- To be done -
Copy each line below exactly and leave the pictures out.

- Supplied information -
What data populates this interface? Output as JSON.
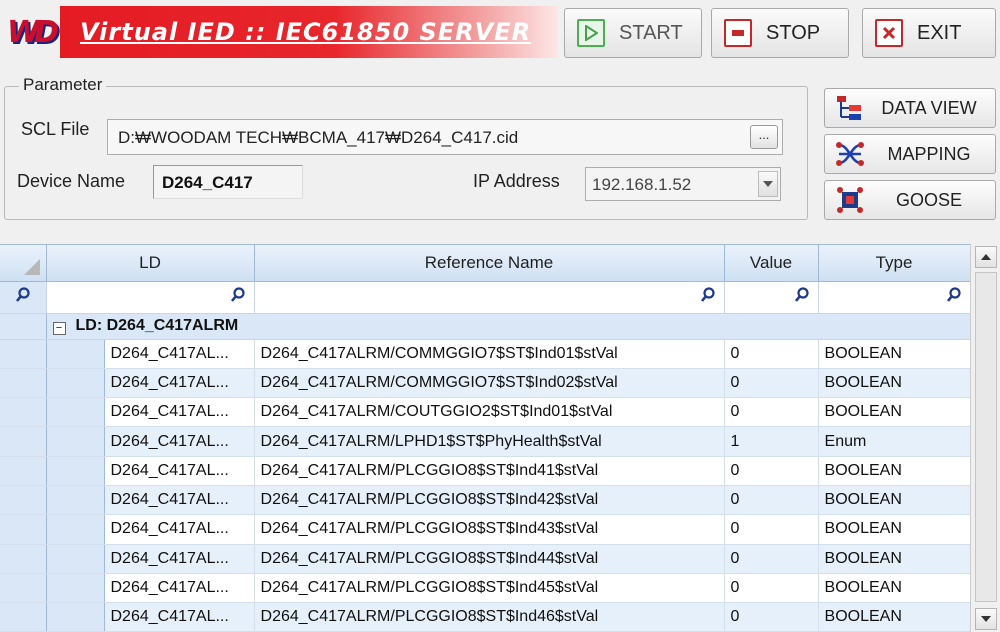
{
  "header": {
    "logo_text": "WD",
    "title": "Virtual IED :: IEC61850 SERVER",
    "start_label": "START",
    "stop_label": "STOP",
    "exit_label": "EXIT"
  },
  "parameter": {
    "legend": "Parameter",
    "scl_label": "SCL File",
    "scl_value": "D:₩WOODAM TECH₩BCMA_417₩D264_C417.cid",
    "browse_label": "...",
    "device_label": "Device Name",
    "device_value": "D264_C417",
    "ip_label": "IP Address",
    "ip_value": "192.168.1.52"
  },
  "side_buttons": {
    "data_view": "DATA VIEW",
    "mapping": "MAPPING",
    "goose": "GOOSE"
  },
  "grid": {
    "columns": [
      "LD",
      "Reference Name",
      "Value",
      "Type"
    ],
    "group_label": "LD: D264_C417ALRM",
    "group_expander": "−",
    "rows": [
      {
        "ld": "D264_C417AL...",
        "ref": "D264_C417ALRM/COMMGGIO7$ST$Ind01$stVal",
        "value": "0",
        "type": "BOOLEAN"
      },
      {
        "ld": "D264_C417AL...",
        "ref": "D264_C417ALRM/COMMGGIO7$ST$Ind02$stVal",
        "value": "0",
        "type": "BOOLEAN"
      },
      {
        "ld": "D264_C417AL...",
        "ref": "D264_C417ALRM/COUTGGIO2$ST$Ind01$stVal",
        "value": "0",
        "type": "BOOLEAN"
      },
      {
        "ld": "D264_C417AL...",
        "ref": "D264_C417ALRM/LPHD1$ST$PhyHealth$stVal",
        "value": "1",
        "type": "Enum"
      },
      {
        "ld": "D264_C417AL...",
        "ref": "D264_C417ALRM/PLCGGIO8$ST$Ind41$stVal",
        "value": "0",
        "type": "BOOLEAN"
      },
      {
        "ld": "D264_C417AL...",
        "ref": "D264_C417ALRM/PLCGGIO8$ST$Ind42$stVal",
        "value": "0",
        "type": "BOOLEAN"
      },
      {
        "ld": "D264_C417AL...",
        "ref": "D264_C417ALRM/PLCGGIO8$ST$Ind43$stVal",
        "value": "0",
        "type": "BOOLEAN"
      },
      {
        "ld": "D264_C417AL...",
        "ref": "D264_C417ALRM/PLCGGIO8$ST$Ind44$stVal",
        "value": "0",
        "type": "BOOLEAN"
      },
      {
        "ld": "D264_C417AL...",
        "ref": "D264_C417ALRM/PLCGGIO8$ST$Ind45$stVal",
        "value": "0",
        "type": "BOOLEAN"
      },
      {
        "ld": "D264_C417AL...",
        "ref": "D264_C417ALRM/PLCGGIO8$ST$Ind46$stVal",
        "value": "0",
        "type": "BOOLEAN"
      }
    ]
  },
  "colors": {
    "banner_red": "#e41b23",
    "grid_header": "#cfe0f3",
    "row_alt": "#e6f0fa",
    "start_green": "#4caf50",
    "stop_red": "#c62828"
  }
}
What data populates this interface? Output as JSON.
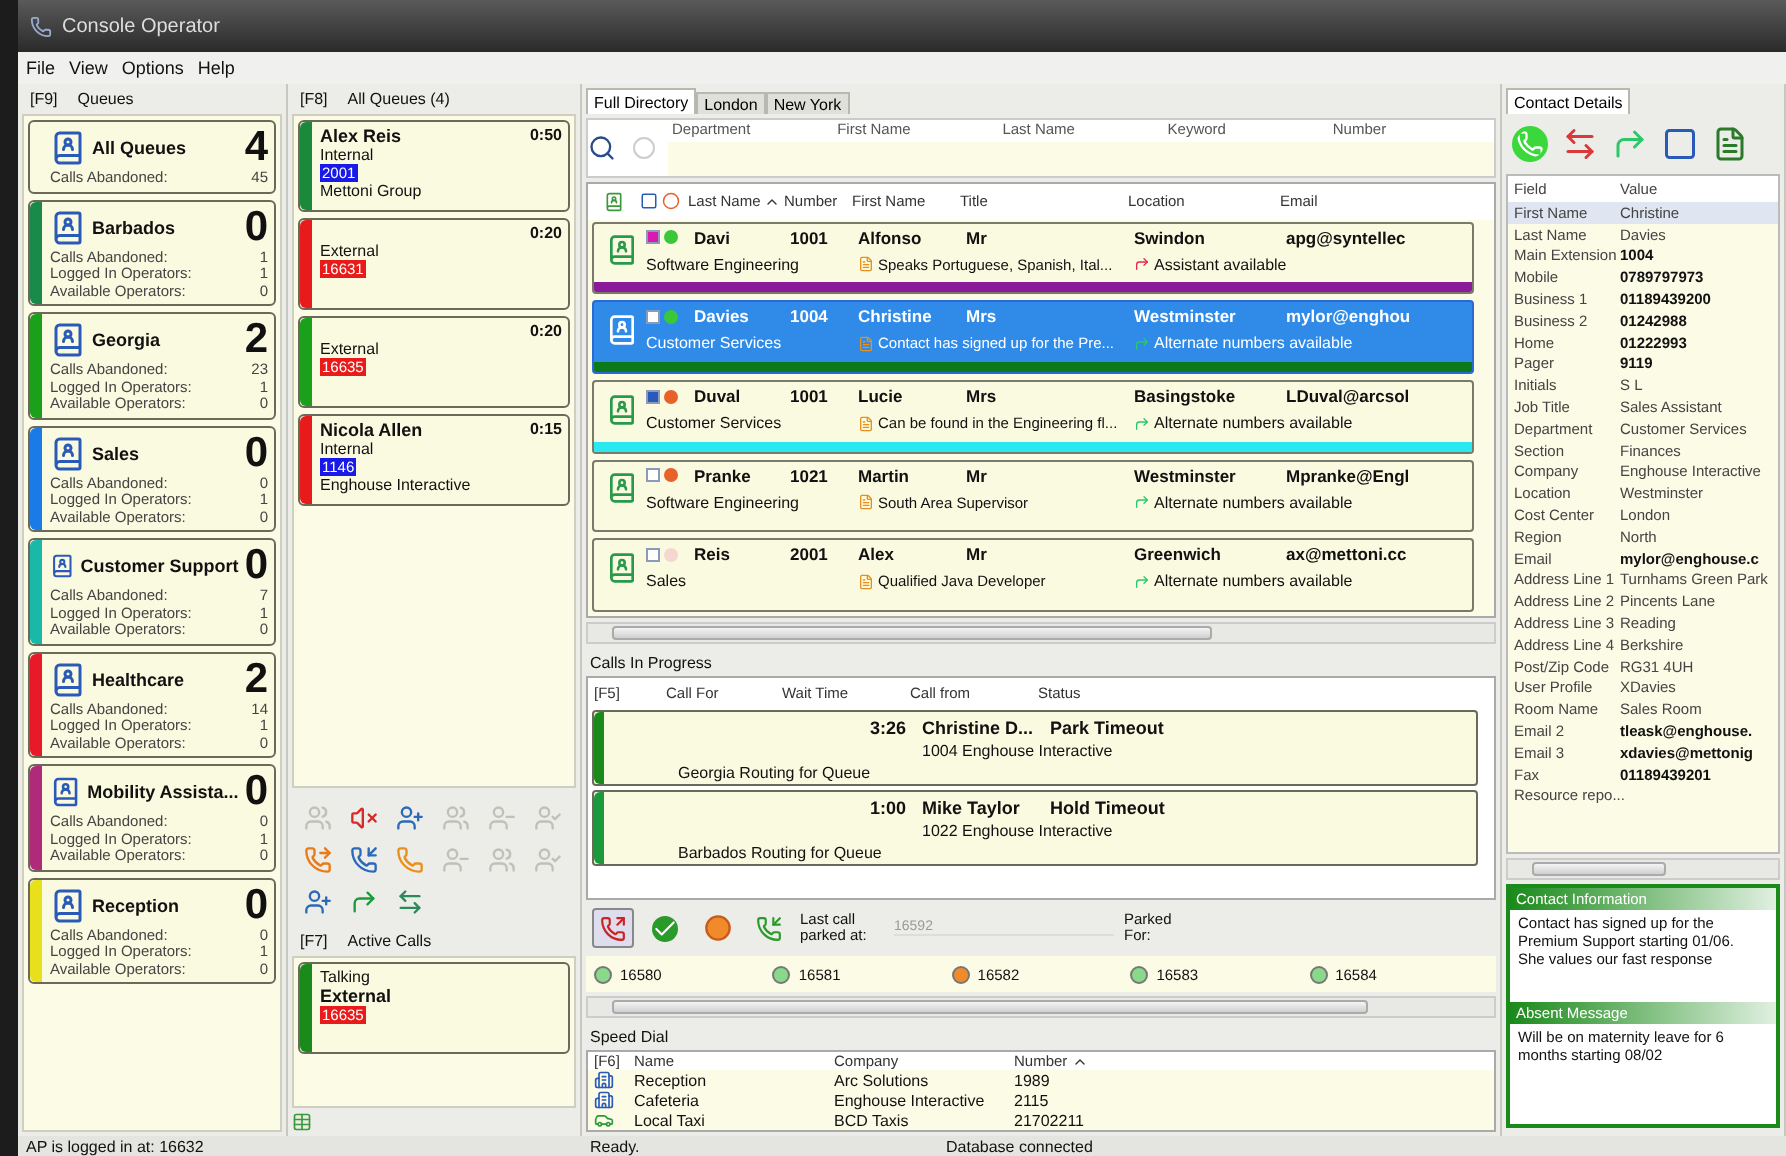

- Answer for the task -
What data populates this interface? Output as JSON.
{
  "header": {
    "logo_text": "WD",
    "title": "Virtual IED :: IEC61850 SERVER",
    "start_label": "START",
    "stop_label": "STOP",
    "exit_label": "EXIT"
  },
  "parameter": {
    "legend": "Parameter",
    "scl_label": "SCL File",
    "scl_value": "D:₩WOODAM TECH₩BCMA_417₩D264_C417.cid",
    "browse_label": "...",
    "device_label": "Device Name",
    "device_value": "D264_C417",
    "ip_label": "IP Address",
    "ip_value": "192.168.1.52"
  },
  "side_buttons": {
    "data_view": "DATA VIEW",
    "mapping": "MAPPING",
    "goose": "GOOSE"
  },
  "grid": {
    "columns": [
      "LD",
      "Reference Name",
      "Value",
      "Type"
    ],
    "group_label": "LD: D264_C417ALRM",
    "group_expander": "−",
    "rows": [
      {
        "ld": "D264_C417AL...",
        "ref": "D264_C417ALRM/COMMGGIO7$ST$Ind01$stVal",
        "value": "0",
        "type": "BOOLEAN"
      },
      {
        "ld": "D264_C417AL...",
        "ref": "D264_C417ALRM/COMMGGIO7$ST$Ind02$stVal",
        "value": "0",
        "type": "BOOLEAN"
      },
      {
        "ld": "D264_C417AL...",
        "ref": "D264_C417ALRM/COUTGGIO2$ST$Ind01$stVal",
        "value": "0",
        "type": "BOOLEAN"
      },
      {
        "ld": "D264_C417AL...",
        "ref": "D264_C417ALRM/LPHD1$ST$PhyHealth$stVal",
        "value": "1",
        "type": "Enum"
      },
      {
        "ld": "D264_C417AL...",
        "ref": "D264_C417ALRM/PLCGGIO8$ST$Ind41$stVal",
        "value": "0",
        "type": "BOOLEAN"
      },
      {
        "ld": "D264_C417AL...",
        "ref": "D264_C417ALRM/PLCGGIO8$ST$Ind42$stVal",
        "value": "0",
        "type": "BOOLEAN"
      },
      {
        "ld": "D264_C417AL...",
        "ref": "D264_C417ALRM/PLCGGIO8$ST$Ind43$stVal",
        "value": "0",
        "type": "BOOLEAN"
      },
      {
        "ld": "D264_C417AL...",
        "ref": "D264_C417ALRM/PLCGGIO8$ST$Ind44$stVal",
        "value": "0",
        "type": "BOOLEAN"
      },
      {
        "ld": "D264_C417AL...",
        "ref": "D264_C417ALRM/PLCGGIO8$ST$Ind45$stVal",
        "value": "0",
        "type": "BOOLEAN"
      },
      {
        "ld": "D264_C417AL...",
        "ref": "D264_C417ALRM/PLCGGIO8$ST$Ind46$stVal",
        "value": "0",
        "type": "BOOLEAN"
      }
    ]
  },
  "colors": {
    "banner_red": "#e41b23",
    "grid_header": "#cfe0f3",
    "row_alt": "#e6f0fa",
    "start_green": "#4caf50",
    "stop_red": "#c62828"
  }
}
What data populates this interface? Output as JSON.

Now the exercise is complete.